------ DATA SUPPLIED
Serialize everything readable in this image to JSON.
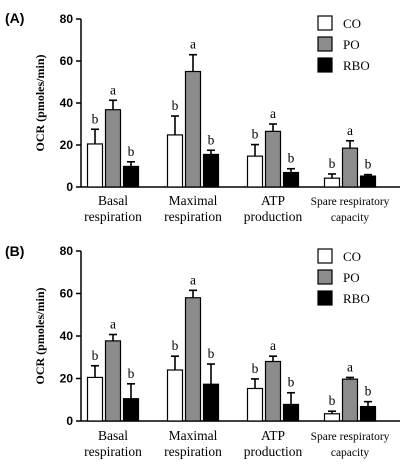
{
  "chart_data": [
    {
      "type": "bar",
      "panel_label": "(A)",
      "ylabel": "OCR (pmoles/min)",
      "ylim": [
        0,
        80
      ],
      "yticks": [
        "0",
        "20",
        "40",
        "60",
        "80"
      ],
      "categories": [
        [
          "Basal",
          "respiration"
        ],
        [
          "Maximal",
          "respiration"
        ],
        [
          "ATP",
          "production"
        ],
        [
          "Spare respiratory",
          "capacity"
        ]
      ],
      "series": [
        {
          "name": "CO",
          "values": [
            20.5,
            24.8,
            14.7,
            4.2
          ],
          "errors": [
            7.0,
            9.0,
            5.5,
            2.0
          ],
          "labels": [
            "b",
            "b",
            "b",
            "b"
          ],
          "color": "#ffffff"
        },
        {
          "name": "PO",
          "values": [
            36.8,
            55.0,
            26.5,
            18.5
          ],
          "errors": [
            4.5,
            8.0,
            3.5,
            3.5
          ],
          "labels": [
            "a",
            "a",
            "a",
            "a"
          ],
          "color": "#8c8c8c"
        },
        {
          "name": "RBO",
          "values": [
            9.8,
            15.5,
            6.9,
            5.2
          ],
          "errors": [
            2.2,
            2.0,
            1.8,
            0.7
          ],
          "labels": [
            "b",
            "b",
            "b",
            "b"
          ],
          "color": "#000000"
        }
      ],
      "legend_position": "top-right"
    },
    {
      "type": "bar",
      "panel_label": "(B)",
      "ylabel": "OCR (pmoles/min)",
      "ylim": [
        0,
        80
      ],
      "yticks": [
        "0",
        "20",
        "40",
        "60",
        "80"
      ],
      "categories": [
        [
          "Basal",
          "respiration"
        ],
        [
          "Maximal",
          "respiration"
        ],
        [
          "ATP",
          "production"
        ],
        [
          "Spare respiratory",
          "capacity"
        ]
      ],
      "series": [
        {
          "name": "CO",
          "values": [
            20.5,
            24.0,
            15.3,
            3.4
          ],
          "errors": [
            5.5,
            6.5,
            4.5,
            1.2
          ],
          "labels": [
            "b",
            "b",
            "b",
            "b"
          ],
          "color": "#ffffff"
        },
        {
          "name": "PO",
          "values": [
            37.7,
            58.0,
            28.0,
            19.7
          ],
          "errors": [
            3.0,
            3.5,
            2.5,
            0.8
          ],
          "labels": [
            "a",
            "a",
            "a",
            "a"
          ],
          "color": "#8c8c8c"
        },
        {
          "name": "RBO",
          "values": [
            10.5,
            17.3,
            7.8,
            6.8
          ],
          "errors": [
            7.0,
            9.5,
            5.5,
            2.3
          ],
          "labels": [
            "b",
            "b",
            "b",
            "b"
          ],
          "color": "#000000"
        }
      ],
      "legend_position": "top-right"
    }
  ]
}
------------
WORK REQUIRED → Copy the data word for word. Pictures do not go in the copy.

ANSWER TO THE PROBLEM →
Serialize everything readable in this image to JSON.
{
  "chart_data": [
    {
      "type": "bar",
      "panel_label": "(A)",
      "ylabel": "OCR (pmoles/min)",
      "ylim": [
        0,
        80
      ],
      "yticks": [
        "0",
        "20",
        "40",
        "60",
        "80"
      ],
      "categories": [
        [
          "Basal",
          "respiration"
        ],
        [
          "Maximal",
          "respiration"
        ],
        [
          "ATP",
          "production"
        ],
        [
          "Spare respiratory",
          "capacity"
        ]
      ],
      "series": [
        {
          "name": "CO",
          "values": [
            20.5,
            24.8,
            14.7,
            4.2
          ],
          "errors": [
            7.0,
            9.0,
            5.5,
            2.0
          ],
          "labels": [
            "b",
            "b",
            "b",
            "b"
          ],
          "color": "#ffffff"
        },
        {
          "name": "PO",
          "values": [
            36.8,
            55.0,
            26.5,
            18.5
          ],
          "errors": [
            4.5,
            8.0,
            3.5,
            3.5
          ],
          "labels": [
            "a",
            "a",
            "a",
            "a"
          ],
          "color": "#8c8c8c"
        },
        {
          "name": "RBO",
          "values": [
            9.8,
            15.5,
            6.9,
            5.2
          ],
          "errors": [
            2.2,
            2.0,
            1.8,
            0.7
          ],
          "labels": [
            "b",
            "b",
            "b",
            "b"
          ],
          "color": "#000000"
        }
      ],
      "legend_position": "top-right"
    },
    {
      "type": "bar",
      "panel_label": "(B)",
      "ylabel": "OCR (pmoles/min)",
      "ylim": [
        0,
        80
      ],
      "yticks": [
        "0",
        "20",
        "40",
        "60",
        "80"
      ],
      "categories": [
        [
          "Basal",
          "respiration"
        ],
        [
          "Maximal",
          "respiration"
        ],
        [
          "ATP",
          "production"
        ],
        [
          "Spare respiratory",
          "capacity"
        ]
      ],
      "series": [
        {
          "name": "CO",
          "values": [
            20.5,
            24.0,
            15.3,
            3.4
          ],
          "errors": [
            5.5,
            6.5,
            4.5,
            1.2
          ],
          "labels": [
            "b",
            "b",
            "b",
            "b"
          ],
          "color": "#ffffff"
        },
        {
          "name": "PO",
          "values": [
            37.7,
            58.0,
            28.0,
            19.7
          ],
          "errors": [
            3.0,
            3.5,
            2.5,
            0.8
          ],
          "labels": [
            "a",
            "a",
            "a",
            "a"
          ],
          "color": "#8c8c8c"
        },
        {
          "name": "RBO",
          "values": [
            10.5,
            17.3,
            7.8,
            6.8
          ],
          "errors": [
            7.0,
            9.5,
            5.5,
            2.3
          ],
          "labels": [
            "b",
            "b",
            "b",
            "b"
          ],
          "color": "#000000"
        }
      ],
      "legend_position": "top-right"
    }
  ]
}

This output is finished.